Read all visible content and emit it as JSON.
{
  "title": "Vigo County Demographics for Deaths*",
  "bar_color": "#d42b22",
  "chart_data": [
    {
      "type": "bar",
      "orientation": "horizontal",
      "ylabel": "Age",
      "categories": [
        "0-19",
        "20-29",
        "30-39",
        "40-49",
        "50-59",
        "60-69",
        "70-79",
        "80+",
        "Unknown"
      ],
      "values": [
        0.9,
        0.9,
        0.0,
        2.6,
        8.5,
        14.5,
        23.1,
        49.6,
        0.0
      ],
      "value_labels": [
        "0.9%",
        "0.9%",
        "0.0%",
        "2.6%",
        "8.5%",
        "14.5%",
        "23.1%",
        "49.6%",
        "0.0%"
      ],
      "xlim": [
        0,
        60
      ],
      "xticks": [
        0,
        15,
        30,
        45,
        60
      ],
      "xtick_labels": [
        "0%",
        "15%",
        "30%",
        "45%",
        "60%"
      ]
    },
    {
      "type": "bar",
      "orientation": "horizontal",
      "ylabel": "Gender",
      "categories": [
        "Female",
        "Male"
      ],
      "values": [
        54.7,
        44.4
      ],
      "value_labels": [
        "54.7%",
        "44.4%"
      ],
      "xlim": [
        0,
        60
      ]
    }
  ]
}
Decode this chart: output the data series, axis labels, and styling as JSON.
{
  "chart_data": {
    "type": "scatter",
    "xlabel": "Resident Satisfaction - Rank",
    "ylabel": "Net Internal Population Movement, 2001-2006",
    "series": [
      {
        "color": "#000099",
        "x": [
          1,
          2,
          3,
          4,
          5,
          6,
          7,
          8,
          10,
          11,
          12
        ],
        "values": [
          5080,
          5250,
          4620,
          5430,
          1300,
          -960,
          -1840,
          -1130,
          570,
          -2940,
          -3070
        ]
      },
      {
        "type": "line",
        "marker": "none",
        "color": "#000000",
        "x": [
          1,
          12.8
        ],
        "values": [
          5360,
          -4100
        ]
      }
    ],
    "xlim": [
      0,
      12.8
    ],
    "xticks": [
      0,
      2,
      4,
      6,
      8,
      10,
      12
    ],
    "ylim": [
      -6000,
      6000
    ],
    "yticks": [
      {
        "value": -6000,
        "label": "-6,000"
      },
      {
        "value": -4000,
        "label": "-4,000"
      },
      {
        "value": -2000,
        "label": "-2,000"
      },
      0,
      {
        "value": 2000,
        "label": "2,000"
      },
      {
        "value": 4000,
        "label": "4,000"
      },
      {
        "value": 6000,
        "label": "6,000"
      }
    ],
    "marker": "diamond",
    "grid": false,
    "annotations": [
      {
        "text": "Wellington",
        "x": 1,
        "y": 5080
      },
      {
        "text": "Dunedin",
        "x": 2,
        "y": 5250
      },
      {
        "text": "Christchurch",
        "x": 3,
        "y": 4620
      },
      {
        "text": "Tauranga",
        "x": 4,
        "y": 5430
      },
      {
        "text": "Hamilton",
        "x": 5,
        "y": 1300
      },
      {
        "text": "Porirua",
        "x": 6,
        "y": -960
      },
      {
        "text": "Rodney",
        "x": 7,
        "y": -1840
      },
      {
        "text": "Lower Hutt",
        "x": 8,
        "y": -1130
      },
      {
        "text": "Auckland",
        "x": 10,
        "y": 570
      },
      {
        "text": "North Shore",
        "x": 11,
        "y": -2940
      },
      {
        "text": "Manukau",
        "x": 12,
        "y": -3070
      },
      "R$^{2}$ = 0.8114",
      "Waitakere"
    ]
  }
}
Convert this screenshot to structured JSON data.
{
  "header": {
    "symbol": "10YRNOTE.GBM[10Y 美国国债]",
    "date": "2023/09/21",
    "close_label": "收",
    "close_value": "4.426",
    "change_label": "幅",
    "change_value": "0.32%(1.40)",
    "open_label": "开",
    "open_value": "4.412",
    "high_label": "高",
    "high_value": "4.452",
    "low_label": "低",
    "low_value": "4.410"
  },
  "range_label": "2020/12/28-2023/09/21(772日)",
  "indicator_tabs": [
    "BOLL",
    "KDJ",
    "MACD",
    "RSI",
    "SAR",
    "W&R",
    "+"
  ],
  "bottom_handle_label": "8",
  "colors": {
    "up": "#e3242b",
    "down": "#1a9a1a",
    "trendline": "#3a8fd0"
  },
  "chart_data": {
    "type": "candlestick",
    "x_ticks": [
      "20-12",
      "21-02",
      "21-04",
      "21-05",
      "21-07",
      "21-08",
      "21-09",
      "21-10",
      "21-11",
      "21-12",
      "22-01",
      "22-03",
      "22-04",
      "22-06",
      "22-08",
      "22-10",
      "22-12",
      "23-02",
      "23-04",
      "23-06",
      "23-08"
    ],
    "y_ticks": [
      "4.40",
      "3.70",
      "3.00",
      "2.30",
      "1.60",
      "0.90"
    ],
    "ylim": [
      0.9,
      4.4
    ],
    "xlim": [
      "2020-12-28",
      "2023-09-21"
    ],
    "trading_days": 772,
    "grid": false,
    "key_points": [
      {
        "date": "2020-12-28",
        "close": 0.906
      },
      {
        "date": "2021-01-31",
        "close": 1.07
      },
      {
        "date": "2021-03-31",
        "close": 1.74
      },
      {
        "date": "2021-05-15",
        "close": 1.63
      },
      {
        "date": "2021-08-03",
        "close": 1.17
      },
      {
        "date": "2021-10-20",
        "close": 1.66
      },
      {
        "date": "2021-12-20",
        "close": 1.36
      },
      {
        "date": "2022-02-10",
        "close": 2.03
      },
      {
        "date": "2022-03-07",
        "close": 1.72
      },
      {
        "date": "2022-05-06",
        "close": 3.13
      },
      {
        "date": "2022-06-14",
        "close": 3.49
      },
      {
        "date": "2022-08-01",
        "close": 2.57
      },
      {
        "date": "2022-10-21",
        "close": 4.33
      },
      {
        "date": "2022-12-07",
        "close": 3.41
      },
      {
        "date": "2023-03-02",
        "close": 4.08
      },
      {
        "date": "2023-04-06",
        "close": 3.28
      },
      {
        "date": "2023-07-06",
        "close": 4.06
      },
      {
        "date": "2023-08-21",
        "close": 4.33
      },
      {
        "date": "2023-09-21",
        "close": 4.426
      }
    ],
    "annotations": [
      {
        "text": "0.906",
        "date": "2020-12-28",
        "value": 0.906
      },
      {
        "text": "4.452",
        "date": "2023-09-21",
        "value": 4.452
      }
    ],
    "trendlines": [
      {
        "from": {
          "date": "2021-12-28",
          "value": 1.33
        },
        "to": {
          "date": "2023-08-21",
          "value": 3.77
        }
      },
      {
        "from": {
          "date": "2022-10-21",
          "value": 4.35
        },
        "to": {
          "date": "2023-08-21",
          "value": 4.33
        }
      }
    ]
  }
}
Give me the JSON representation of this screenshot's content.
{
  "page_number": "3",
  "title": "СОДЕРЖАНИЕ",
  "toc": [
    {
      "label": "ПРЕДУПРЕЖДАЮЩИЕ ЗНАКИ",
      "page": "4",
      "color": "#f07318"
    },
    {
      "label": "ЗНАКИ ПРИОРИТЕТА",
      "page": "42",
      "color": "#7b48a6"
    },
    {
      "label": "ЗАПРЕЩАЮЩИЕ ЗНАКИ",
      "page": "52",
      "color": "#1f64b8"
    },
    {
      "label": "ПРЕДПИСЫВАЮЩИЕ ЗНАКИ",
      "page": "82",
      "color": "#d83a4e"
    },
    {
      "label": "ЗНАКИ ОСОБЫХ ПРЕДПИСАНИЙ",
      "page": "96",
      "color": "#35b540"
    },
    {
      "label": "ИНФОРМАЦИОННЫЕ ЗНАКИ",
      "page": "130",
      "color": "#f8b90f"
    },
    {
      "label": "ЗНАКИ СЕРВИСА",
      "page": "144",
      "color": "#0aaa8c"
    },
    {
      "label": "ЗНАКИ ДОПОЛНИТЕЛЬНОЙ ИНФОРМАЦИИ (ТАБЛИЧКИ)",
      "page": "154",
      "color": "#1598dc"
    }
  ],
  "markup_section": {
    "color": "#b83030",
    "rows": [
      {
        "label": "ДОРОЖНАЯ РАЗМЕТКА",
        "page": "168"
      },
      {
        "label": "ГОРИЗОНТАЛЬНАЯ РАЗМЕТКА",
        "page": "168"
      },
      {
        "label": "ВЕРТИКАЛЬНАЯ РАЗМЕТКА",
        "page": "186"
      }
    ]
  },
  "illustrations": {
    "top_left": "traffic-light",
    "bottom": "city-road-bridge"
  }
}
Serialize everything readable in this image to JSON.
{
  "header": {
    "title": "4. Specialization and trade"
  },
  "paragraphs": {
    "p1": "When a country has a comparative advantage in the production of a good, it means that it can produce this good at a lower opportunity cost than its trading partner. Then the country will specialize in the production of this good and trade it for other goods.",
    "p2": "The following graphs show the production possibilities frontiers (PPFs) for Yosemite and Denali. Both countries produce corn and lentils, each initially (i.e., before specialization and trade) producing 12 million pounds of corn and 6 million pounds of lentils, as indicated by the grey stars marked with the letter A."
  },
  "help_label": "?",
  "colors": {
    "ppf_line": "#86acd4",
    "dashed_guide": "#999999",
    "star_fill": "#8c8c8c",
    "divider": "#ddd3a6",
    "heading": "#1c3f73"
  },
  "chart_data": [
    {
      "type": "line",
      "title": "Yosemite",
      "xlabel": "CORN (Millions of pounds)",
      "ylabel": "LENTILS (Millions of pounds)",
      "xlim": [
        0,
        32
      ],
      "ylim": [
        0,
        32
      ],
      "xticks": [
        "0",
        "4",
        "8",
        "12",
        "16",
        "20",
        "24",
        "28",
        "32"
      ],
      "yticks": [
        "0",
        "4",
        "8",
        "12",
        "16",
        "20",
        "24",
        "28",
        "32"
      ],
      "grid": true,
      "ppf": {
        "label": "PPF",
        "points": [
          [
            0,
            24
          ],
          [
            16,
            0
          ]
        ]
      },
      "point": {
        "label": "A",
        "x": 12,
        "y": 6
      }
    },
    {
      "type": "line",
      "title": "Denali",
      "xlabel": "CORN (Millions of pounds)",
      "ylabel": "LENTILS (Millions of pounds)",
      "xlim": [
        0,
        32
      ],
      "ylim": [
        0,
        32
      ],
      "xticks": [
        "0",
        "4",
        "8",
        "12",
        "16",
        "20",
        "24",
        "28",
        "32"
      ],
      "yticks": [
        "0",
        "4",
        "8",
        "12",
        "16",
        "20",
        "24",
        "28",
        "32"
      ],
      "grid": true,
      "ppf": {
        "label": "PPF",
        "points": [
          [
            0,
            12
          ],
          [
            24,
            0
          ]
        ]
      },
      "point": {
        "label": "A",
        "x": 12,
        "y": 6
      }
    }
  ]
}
------------------------------------------------------------------------
WHAT IS REQUIRED. Scan the records above and report how many lines include the word "title", without any other text.

RESPONSE. 5